___ MATERIALS PROVIDED ___

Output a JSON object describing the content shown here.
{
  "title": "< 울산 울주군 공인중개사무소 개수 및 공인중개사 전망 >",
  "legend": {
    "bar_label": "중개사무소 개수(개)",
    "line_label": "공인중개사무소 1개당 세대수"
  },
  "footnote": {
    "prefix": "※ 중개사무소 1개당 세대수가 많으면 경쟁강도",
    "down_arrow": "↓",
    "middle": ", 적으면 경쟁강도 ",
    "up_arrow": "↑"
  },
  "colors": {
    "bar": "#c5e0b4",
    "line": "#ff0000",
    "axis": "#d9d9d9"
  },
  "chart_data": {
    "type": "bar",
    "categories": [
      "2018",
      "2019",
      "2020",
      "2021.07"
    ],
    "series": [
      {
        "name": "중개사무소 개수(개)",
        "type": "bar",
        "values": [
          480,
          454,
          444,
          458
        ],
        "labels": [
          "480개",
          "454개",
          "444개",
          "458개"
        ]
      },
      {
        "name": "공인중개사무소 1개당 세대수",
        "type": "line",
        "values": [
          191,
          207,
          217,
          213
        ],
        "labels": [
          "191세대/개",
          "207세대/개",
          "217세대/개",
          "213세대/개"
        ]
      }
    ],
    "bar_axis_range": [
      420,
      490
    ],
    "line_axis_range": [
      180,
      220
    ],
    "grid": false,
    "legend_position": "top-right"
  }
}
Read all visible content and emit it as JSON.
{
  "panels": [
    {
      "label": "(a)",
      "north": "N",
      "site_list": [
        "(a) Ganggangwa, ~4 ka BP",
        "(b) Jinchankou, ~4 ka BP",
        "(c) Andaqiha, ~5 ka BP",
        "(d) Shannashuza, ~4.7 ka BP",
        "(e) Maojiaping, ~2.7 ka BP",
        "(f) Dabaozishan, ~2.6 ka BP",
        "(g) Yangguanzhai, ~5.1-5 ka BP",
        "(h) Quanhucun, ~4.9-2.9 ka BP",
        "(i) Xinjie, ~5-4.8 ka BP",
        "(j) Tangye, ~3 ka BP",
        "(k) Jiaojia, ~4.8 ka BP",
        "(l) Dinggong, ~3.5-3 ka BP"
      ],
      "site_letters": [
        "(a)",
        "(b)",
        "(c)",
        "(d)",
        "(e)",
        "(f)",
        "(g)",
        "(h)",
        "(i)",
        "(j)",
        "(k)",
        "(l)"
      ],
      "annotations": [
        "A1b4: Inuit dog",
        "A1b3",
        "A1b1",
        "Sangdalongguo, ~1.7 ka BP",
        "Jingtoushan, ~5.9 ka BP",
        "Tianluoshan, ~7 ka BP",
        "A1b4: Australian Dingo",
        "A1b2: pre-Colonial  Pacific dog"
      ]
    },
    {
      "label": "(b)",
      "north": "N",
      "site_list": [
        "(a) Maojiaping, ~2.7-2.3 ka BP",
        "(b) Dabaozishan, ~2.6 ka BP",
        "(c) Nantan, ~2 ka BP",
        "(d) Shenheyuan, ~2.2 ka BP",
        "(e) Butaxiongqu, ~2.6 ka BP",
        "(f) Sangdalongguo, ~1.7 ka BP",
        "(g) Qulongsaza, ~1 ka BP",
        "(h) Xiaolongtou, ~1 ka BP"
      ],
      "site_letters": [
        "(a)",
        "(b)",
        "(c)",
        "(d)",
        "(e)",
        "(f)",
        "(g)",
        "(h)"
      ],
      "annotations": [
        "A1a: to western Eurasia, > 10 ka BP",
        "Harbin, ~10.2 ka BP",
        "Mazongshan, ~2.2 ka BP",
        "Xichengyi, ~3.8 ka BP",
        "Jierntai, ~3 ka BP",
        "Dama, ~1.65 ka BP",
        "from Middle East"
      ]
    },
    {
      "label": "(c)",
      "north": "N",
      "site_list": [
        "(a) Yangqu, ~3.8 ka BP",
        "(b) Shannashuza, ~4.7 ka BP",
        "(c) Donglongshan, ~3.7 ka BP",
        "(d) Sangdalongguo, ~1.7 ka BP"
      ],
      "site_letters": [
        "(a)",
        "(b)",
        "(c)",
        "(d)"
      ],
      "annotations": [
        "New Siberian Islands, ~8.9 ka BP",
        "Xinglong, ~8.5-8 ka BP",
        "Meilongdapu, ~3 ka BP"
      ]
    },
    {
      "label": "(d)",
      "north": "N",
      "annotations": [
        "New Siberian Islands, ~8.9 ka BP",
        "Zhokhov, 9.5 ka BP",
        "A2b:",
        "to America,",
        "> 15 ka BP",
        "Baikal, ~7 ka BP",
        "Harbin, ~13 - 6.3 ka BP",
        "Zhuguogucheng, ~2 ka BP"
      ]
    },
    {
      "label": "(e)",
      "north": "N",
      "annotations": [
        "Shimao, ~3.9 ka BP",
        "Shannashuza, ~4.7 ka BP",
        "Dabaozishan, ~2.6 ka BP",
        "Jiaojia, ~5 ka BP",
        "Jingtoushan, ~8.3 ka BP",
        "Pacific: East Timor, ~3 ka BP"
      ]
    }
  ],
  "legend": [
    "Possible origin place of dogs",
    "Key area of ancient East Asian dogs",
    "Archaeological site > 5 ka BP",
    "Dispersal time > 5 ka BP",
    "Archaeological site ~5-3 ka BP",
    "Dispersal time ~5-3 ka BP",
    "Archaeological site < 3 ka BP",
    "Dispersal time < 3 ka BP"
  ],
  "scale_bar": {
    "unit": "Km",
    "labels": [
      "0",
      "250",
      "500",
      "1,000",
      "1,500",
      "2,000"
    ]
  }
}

___

THE EXERCISE: Report the number of lines of the listing above that hold the string "Dispersal", with no other text.

TASK RESULT: 3